▶ What is being asked
What is the number of lines holding the word "JSON"? Give that number alone.

▶ Given entries
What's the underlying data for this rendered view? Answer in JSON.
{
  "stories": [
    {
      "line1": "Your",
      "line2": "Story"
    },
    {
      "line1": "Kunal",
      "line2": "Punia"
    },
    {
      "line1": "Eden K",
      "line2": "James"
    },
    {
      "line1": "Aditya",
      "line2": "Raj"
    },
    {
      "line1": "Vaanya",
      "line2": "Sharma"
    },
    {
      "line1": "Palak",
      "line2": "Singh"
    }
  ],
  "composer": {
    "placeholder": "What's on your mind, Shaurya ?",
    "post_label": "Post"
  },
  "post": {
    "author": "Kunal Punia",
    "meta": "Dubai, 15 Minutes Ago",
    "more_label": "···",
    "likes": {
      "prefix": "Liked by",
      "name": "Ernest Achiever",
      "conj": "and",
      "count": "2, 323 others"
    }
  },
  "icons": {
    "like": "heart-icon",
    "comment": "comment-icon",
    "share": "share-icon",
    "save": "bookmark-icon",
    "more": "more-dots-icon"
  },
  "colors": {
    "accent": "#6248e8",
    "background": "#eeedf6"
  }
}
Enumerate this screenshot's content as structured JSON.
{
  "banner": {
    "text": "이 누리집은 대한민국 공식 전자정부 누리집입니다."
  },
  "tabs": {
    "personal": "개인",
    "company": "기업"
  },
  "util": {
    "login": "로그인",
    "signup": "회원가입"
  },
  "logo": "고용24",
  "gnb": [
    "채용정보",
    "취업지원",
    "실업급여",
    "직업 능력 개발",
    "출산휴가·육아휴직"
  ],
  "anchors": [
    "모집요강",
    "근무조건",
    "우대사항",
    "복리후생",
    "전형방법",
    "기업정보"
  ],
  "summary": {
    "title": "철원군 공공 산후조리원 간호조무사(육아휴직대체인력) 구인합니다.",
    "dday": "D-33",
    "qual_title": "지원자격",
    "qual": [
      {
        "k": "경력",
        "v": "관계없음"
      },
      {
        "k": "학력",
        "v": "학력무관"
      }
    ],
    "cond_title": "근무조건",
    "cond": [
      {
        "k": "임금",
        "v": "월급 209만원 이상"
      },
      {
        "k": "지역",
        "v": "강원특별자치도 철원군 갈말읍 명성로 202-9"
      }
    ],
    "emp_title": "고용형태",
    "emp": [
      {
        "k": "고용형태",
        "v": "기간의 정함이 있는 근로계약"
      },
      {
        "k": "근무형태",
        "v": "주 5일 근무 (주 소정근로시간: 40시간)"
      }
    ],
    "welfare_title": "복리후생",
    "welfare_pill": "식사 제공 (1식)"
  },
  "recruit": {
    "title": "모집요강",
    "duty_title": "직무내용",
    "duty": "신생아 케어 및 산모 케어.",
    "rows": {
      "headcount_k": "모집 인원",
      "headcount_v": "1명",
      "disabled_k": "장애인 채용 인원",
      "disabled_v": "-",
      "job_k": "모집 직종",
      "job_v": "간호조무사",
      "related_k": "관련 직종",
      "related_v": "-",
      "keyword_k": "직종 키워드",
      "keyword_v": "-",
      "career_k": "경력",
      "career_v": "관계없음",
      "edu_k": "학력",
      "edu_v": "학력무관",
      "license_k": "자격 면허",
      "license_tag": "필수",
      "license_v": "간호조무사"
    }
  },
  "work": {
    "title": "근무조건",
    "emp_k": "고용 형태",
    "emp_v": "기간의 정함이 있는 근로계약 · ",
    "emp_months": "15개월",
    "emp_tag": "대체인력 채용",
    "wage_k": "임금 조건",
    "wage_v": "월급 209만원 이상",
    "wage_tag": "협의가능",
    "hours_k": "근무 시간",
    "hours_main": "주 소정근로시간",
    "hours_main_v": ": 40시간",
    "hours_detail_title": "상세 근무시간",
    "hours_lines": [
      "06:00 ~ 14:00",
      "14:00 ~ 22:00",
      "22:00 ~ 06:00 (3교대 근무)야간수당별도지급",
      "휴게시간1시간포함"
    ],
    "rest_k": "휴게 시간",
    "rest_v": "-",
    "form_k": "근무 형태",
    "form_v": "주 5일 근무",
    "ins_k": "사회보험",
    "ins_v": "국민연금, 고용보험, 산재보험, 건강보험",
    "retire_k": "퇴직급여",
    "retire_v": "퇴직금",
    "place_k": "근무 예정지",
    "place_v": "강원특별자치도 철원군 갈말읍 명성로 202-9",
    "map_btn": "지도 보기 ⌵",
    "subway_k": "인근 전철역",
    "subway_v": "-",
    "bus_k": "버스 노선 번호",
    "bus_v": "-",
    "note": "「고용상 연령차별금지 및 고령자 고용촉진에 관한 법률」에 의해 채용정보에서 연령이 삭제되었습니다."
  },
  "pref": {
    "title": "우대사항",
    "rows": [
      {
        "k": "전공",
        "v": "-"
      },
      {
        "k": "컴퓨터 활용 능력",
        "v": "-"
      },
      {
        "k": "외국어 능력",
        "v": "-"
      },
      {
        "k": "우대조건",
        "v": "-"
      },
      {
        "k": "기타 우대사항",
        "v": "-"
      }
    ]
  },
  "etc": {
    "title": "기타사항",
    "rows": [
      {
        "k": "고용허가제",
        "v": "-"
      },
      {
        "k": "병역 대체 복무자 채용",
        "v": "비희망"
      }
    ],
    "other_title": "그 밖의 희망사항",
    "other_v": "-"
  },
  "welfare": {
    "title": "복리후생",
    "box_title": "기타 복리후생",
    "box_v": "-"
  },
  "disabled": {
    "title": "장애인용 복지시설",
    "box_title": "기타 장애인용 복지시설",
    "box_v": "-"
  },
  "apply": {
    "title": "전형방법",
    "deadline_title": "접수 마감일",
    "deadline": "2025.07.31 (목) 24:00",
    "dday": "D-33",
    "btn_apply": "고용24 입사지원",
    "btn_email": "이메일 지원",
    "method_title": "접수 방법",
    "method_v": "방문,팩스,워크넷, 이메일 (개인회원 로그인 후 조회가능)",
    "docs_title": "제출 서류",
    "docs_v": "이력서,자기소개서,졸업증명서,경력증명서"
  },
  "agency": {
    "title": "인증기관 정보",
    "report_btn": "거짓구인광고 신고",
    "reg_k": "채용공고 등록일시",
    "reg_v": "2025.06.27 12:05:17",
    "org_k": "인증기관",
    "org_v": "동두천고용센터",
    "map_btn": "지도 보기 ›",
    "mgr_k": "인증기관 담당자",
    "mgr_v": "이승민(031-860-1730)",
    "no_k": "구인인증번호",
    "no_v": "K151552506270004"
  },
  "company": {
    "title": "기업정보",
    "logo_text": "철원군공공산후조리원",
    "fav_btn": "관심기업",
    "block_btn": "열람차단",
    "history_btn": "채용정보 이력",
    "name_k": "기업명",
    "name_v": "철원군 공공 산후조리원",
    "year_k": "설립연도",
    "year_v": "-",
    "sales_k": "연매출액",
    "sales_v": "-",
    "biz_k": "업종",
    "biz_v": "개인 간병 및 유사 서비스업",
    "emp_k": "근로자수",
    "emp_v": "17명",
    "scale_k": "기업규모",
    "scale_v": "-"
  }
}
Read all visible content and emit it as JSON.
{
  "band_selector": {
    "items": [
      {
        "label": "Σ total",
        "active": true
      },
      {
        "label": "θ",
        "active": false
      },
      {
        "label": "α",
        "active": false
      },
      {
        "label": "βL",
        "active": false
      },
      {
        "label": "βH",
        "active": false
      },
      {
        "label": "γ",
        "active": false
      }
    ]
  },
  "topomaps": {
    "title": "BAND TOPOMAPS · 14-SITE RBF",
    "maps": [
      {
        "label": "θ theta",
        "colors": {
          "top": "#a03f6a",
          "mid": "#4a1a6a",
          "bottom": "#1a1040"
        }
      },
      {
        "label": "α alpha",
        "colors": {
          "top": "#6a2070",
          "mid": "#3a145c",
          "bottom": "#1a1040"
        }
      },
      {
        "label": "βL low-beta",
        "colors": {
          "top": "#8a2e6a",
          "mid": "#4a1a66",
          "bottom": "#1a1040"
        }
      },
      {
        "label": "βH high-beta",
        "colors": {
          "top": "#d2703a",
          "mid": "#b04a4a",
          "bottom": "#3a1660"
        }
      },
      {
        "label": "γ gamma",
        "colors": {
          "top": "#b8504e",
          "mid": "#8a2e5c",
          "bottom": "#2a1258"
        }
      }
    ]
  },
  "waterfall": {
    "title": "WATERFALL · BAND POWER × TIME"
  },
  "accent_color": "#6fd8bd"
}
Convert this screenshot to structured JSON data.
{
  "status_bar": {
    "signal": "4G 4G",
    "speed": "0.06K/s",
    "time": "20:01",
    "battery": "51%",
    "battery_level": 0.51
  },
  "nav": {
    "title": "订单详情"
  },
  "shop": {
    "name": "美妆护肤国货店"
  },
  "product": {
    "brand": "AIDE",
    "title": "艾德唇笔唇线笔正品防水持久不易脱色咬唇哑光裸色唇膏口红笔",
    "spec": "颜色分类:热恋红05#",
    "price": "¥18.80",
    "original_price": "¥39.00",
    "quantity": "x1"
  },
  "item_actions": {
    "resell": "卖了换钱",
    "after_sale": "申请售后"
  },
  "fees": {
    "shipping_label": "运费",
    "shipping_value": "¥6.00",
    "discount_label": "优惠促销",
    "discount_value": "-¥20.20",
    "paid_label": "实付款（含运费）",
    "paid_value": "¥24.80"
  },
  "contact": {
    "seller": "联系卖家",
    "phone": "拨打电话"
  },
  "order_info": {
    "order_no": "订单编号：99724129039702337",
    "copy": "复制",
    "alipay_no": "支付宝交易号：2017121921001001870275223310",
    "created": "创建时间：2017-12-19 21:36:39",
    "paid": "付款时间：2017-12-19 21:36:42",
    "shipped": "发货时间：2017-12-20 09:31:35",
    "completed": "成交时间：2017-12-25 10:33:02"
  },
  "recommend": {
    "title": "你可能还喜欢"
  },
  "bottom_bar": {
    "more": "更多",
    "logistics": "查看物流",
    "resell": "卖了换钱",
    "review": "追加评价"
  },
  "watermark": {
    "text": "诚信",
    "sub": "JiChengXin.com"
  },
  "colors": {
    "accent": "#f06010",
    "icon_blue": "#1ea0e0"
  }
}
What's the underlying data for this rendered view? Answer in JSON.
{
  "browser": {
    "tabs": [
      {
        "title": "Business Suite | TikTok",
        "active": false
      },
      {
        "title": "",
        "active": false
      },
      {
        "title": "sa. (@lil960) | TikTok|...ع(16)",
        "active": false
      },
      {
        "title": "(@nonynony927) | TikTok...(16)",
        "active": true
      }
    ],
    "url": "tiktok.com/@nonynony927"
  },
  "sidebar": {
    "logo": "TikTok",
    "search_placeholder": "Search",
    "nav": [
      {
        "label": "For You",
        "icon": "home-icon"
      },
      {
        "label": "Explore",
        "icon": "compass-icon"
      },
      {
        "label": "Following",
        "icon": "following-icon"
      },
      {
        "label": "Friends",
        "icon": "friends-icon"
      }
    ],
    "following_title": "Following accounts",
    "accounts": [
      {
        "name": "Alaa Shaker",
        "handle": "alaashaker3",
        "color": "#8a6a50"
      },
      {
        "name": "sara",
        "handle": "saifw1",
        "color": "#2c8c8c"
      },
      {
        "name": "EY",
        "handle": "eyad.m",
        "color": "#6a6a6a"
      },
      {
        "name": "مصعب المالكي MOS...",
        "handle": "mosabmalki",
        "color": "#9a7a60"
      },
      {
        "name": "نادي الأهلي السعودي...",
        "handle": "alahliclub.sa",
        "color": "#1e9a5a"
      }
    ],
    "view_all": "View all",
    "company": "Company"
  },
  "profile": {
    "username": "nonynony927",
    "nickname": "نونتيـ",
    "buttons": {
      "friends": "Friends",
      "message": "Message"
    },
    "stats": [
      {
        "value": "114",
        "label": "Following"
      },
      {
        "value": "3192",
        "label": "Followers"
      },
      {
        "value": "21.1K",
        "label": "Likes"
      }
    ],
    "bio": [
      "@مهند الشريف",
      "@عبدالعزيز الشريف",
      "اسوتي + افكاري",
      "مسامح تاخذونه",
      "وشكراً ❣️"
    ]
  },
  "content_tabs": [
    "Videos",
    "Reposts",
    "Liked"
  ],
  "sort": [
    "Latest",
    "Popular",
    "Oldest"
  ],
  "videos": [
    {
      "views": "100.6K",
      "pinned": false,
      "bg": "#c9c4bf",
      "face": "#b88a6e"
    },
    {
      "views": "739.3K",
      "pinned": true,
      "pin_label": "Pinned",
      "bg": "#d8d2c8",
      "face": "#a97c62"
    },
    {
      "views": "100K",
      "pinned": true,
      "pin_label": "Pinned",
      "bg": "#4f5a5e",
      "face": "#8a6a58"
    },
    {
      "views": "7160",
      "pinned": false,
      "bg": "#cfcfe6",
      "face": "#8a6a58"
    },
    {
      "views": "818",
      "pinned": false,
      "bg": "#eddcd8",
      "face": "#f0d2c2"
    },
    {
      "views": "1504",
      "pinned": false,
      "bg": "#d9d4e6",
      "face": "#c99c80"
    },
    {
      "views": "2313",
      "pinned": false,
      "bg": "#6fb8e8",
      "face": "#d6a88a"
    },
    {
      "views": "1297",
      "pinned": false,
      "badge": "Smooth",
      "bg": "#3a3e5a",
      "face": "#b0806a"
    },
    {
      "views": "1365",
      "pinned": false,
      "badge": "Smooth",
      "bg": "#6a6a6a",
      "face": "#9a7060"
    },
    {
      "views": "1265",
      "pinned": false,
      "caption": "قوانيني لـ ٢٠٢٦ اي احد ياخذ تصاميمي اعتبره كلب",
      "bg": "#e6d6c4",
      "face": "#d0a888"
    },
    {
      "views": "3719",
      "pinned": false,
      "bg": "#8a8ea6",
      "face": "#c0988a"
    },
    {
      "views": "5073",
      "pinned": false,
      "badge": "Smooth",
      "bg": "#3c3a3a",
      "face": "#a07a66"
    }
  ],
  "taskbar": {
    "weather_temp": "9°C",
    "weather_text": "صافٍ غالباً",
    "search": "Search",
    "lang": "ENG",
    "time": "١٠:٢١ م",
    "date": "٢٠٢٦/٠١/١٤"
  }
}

▶ Exercise solution
5